▶ [TO DO]
Identify every line containing the word "JSON" and reproduce each one.

>> BEGIN

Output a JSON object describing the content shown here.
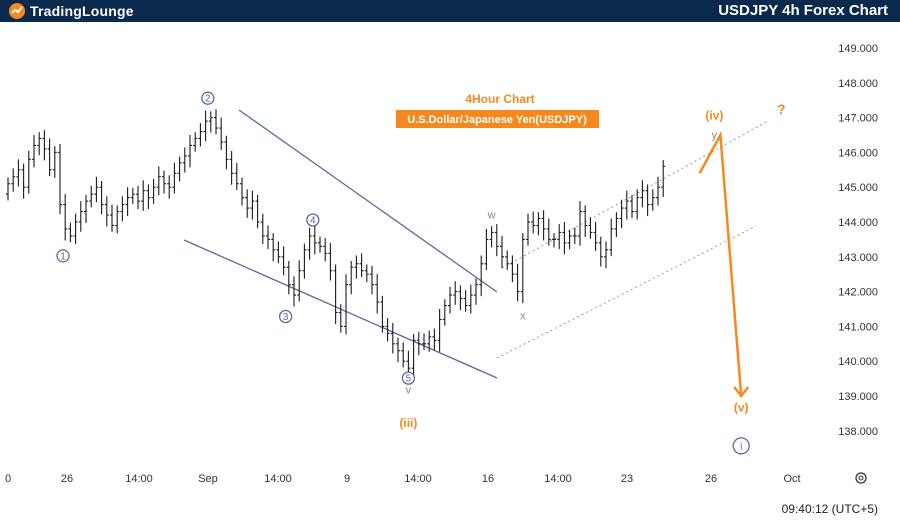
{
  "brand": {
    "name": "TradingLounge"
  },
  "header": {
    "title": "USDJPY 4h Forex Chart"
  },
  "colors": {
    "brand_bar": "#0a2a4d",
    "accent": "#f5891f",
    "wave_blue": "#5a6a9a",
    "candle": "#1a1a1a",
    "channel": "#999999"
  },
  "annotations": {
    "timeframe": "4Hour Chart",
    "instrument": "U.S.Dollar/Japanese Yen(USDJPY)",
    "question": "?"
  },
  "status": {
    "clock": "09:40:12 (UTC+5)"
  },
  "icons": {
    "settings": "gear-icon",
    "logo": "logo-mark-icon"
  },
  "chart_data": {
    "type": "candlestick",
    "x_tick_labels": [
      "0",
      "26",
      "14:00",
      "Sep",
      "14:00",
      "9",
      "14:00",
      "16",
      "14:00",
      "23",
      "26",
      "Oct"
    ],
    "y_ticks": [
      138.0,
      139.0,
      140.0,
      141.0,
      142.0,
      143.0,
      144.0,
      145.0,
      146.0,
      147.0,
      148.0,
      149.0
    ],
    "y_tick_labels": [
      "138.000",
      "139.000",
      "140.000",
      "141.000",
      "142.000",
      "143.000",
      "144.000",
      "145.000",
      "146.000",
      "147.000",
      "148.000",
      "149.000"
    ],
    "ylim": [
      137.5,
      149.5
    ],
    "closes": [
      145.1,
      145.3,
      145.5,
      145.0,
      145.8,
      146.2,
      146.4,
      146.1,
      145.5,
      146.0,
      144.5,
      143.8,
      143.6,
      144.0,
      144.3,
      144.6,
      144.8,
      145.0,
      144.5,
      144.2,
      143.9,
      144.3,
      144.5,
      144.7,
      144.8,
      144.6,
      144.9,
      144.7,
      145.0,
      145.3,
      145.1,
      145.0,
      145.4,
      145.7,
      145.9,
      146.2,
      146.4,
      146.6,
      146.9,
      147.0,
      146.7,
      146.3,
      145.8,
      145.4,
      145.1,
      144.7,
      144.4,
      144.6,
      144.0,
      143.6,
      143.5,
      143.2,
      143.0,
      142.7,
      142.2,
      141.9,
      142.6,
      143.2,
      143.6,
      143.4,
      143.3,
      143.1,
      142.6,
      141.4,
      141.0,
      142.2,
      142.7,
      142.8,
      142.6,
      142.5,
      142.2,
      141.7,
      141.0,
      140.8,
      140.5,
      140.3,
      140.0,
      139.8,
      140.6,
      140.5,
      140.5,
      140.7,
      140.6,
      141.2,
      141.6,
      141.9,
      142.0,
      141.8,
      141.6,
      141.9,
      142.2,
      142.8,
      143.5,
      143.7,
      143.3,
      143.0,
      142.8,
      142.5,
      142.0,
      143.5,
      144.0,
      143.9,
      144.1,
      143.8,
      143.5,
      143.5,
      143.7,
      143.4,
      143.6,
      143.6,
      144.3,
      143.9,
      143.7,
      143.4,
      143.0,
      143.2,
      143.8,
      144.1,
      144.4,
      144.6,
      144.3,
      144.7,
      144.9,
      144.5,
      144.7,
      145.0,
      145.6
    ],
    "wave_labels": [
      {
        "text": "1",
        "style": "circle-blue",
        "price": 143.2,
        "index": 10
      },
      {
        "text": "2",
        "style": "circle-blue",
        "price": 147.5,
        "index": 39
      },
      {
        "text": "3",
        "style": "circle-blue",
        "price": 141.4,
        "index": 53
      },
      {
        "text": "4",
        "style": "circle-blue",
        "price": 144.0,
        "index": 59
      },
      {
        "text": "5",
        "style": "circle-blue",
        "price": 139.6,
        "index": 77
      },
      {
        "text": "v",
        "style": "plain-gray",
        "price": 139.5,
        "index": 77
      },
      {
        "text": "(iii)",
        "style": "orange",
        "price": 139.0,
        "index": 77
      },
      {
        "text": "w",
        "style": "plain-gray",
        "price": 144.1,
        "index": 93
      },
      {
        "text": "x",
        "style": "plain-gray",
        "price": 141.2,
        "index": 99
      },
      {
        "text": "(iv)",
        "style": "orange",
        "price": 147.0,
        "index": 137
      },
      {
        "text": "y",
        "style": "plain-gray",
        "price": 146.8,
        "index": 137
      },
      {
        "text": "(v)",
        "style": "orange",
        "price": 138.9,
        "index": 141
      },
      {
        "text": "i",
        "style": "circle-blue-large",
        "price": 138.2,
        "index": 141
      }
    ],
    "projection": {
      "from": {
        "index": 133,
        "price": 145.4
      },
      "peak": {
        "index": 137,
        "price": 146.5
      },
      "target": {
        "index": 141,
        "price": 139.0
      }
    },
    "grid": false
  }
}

>> END
>> BEGIN

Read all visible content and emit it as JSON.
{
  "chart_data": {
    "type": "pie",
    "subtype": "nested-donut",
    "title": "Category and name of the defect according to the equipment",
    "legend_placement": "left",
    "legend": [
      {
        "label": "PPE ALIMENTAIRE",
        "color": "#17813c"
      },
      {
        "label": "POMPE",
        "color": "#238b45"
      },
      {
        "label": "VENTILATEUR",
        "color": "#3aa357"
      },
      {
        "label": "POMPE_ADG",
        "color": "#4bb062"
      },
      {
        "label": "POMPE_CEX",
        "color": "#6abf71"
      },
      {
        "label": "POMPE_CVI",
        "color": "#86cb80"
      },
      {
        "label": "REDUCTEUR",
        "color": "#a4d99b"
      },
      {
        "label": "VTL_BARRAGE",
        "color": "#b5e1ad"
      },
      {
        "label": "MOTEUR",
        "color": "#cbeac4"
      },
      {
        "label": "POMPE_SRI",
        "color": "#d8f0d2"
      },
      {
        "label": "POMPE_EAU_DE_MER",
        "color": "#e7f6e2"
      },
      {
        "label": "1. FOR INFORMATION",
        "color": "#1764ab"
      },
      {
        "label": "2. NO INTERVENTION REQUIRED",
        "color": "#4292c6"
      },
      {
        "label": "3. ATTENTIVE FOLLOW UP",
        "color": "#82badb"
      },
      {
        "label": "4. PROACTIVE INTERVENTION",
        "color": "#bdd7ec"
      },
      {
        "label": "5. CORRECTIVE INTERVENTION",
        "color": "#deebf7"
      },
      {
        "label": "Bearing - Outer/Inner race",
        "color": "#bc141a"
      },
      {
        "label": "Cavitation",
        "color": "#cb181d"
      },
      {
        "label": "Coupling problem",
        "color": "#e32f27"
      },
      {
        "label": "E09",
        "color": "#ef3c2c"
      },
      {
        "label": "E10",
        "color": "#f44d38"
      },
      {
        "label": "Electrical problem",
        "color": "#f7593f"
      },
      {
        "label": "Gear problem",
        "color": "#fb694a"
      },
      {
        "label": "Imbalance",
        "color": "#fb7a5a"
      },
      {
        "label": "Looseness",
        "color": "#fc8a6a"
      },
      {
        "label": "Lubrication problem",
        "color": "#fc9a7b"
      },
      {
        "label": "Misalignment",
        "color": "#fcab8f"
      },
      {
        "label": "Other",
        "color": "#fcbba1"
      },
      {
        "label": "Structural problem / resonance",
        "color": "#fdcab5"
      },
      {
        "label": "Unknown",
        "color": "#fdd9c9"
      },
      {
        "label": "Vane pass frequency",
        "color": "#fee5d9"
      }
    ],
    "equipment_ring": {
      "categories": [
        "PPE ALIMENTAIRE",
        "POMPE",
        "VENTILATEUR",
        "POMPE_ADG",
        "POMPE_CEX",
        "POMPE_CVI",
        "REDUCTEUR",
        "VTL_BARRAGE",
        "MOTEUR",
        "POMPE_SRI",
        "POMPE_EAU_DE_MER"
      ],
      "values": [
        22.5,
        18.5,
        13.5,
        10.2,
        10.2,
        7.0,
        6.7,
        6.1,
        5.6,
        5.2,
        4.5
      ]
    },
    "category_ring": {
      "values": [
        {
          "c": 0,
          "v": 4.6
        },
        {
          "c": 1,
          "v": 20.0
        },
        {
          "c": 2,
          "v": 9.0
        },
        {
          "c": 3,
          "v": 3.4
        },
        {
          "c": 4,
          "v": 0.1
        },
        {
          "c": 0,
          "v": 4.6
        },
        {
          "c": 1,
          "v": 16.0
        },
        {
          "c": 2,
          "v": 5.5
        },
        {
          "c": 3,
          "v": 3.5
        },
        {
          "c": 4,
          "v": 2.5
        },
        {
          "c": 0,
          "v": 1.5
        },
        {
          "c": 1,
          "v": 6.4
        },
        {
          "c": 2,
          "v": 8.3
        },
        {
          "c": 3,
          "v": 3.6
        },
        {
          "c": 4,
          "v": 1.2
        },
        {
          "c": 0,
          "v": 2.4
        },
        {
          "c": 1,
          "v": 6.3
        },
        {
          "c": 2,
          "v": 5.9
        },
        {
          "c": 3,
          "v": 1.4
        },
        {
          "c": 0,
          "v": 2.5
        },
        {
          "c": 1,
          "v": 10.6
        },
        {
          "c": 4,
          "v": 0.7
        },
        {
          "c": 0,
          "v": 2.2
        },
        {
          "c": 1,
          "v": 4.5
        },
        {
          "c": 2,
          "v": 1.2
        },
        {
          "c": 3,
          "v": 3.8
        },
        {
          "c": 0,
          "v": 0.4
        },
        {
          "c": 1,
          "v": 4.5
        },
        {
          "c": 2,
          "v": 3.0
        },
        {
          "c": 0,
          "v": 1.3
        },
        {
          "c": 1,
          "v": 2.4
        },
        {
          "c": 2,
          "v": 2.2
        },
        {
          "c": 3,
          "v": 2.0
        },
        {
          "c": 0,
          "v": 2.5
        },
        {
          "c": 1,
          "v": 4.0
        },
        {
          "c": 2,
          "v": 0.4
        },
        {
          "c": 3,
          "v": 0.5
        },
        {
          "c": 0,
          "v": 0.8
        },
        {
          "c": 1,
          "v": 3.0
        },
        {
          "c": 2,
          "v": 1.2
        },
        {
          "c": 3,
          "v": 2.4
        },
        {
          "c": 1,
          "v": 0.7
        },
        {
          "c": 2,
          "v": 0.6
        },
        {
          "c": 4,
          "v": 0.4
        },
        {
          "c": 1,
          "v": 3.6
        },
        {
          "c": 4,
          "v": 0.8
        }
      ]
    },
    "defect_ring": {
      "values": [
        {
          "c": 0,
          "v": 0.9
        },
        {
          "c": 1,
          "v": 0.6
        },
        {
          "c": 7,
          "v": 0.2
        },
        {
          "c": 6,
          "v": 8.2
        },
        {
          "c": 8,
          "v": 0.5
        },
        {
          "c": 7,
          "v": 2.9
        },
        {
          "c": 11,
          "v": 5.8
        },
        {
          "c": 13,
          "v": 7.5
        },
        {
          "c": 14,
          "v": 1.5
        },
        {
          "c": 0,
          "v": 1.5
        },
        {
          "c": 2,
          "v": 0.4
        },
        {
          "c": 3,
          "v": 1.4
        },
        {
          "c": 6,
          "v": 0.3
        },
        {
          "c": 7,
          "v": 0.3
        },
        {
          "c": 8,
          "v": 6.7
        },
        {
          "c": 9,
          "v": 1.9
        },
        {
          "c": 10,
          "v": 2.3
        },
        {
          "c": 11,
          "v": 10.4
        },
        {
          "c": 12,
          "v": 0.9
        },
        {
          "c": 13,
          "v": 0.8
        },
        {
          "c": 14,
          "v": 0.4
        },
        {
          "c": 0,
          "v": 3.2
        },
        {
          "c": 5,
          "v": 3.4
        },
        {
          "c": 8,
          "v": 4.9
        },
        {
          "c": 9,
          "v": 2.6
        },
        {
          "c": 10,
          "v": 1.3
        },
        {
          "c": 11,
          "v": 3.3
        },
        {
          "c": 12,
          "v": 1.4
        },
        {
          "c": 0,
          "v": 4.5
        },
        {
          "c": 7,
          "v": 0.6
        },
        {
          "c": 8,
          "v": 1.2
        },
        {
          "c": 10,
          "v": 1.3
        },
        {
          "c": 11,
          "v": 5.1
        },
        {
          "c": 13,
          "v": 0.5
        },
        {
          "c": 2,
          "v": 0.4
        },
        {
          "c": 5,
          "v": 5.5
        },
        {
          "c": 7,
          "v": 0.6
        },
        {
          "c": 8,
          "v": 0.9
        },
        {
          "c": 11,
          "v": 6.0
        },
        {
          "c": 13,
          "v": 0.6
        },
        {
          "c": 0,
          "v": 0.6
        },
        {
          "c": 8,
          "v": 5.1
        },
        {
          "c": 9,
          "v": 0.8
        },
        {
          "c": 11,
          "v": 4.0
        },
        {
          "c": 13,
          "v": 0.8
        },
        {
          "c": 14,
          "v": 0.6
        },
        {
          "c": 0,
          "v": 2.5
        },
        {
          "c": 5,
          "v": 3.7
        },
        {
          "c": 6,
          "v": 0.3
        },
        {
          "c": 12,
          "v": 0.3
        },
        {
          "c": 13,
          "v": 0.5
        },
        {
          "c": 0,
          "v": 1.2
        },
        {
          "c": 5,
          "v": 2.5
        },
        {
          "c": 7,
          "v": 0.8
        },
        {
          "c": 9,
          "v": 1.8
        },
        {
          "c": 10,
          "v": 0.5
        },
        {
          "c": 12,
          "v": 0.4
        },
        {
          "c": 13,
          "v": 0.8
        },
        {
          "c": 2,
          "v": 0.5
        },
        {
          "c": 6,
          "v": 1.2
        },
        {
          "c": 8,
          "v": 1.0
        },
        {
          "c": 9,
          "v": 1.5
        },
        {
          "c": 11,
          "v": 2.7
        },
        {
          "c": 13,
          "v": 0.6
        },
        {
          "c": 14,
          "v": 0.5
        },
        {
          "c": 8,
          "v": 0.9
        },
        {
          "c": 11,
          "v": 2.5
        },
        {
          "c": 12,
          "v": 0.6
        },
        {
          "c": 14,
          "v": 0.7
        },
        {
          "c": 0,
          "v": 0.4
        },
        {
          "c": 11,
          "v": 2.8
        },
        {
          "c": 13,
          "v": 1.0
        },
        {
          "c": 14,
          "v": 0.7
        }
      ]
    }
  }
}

>> END

▶ [ANSWER TO THIS EXERCISE]
Output a JSON object describing the content shown here.
Read all visible content and emit it as JSON.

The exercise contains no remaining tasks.